[Data entries]
===============
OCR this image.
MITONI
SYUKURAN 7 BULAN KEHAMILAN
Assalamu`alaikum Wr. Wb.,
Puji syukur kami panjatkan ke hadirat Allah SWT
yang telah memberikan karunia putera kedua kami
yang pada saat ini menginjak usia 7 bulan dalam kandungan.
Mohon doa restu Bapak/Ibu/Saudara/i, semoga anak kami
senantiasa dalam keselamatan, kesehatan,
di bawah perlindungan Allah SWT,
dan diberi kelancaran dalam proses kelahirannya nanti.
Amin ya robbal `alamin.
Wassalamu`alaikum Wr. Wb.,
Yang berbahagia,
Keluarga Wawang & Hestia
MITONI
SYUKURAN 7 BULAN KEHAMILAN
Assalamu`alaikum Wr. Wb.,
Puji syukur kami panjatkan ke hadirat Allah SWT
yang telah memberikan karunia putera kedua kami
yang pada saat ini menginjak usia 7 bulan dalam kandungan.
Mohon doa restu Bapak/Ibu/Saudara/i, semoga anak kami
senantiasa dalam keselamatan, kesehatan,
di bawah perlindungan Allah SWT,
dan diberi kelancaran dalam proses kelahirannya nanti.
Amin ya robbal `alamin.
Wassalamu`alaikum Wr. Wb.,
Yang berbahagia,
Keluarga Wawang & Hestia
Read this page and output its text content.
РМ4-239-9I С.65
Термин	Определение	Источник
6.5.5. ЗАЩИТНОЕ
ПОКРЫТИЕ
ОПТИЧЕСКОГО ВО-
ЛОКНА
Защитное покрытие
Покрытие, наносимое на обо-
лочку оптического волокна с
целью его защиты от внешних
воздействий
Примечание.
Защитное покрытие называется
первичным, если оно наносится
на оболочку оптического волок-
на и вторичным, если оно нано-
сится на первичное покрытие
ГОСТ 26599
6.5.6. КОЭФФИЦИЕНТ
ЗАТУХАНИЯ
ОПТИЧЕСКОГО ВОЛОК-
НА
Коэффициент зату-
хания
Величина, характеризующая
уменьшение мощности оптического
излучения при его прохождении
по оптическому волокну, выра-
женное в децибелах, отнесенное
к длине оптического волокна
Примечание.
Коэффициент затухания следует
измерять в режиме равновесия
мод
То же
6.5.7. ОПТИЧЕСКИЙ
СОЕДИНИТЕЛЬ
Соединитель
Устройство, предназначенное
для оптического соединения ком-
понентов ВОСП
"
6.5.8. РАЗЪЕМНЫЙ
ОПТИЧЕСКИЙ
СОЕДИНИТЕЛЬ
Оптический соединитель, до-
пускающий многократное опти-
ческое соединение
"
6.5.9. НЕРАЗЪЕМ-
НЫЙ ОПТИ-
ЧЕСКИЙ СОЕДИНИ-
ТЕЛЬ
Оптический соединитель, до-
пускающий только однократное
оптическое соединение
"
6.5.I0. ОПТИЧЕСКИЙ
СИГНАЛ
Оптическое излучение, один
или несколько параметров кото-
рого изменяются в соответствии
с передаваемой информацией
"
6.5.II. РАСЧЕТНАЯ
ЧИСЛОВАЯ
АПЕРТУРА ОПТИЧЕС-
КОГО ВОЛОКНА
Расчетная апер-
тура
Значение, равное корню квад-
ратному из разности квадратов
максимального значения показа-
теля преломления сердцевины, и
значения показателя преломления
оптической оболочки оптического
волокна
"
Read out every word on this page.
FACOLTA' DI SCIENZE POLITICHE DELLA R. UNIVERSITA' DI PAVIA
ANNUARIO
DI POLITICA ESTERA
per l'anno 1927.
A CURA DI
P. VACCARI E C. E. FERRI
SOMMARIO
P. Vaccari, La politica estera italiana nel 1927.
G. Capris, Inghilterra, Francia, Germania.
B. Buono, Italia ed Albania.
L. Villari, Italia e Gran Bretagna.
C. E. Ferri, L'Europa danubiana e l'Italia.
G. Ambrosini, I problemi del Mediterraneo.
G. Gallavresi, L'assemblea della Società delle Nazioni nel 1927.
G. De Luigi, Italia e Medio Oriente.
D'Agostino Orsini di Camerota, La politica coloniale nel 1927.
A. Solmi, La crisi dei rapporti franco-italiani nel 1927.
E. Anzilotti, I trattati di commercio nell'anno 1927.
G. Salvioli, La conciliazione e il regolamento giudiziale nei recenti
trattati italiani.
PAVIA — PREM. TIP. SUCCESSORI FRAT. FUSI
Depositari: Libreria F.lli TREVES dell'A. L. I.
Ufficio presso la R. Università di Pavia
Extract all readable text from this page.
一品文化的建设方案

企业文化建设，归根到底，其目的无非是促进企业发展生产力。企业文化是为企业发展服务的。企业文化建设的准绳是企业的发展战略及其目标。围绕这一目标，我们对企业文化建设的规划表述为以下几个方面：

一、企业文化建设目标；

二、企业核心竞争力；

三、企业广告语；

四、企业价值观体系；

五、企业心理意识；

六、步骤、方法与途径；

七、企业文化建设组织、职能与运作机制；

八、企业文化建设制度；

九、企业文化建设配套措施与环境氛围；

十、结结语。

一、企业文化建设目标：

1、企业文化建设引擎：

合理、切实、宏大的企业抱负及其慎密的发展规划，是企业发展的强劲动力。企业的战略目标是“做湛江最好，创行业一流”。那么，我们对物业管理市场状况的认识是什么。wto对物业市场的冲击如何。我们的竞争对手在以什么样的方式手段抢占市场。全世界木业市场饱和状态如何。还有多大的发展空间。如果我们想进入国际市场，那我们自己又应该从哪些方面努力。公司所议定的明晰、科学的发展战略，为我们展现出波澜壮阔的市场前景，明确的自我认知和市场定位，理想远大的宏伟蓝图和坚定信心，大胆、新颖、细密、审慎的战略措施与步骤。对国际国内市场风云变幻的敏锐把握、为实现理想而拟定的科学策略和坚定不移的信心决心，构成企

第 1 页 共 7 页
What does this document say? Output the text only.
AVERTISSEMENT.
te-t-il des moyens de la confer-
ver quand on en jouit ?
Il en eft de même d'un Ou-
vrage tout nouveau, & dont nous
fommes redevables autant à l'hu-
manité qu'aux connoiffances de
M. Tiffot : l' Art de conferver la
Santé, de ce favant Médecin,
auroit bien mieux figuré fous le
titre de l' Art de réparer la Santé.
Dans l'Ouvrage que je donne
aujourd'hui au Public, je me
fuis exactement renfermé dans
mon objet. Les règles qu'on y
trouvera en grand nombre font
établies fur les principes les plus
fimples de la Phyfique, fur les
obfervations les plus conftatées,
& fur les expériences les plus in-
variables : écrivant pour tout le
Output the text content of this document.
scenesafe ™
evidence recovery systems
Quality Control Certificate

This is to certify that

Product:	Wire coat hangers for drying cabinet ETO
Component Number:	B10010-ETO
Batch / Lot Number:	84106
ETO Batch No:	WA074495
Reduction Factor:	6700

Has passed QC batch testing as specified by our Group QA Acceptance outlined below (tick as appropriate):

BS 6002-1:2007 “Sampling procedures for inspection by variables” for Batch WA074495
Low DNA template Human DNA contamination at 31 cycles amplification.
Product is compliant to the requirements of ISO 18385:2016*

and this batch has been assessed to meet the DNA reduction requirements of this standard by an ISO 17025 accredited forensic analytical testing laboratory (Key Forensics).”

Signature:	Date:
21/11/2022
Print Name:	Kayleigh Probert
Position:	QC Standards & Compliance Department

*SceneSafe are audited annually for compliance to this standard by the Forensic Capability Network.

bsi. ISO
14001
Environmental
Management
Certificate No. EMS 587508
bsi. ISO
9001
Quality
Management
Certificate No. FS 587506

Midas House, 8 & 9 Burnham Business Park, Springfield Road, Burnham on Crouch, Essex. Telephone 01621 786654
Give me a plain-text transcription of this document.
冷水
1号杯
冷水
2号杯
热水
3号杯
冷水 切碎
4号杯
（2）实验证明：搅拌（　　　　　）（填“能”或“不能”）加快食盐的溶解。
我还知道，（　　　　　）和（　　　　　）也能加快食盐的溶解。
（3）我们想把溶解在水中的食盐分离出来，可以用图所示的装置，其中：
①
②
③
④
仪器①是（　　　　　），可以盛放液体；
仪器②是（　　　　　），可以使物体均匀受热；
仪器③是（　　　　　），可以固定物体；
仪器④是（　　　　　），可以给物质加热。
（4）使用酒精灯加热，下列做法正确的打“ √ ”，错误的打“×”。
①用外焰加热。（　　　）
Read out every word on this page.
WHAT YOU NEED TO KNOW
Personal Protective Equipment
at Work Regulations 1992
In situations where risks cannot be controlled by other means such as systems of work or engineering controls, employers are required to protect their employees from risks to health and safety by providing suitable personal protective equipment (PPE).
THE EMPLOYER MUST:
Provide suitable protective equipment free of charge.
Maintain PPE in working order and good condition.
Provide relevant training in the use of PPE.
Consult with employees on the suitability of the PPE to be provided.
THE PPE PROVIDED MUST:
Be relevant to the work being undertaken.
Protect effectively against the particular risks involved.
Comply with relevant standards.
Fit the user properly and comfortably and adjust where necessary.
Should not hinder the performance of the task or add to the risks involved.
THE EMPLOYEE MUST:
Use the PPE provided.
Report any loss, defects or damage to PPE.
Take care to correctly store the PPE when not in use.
===============
* **What to do**
Copy each line holding the word "пускающий" from the listing above.

* **Expected answer**
пускающий многократное опти-
пускающий только однократное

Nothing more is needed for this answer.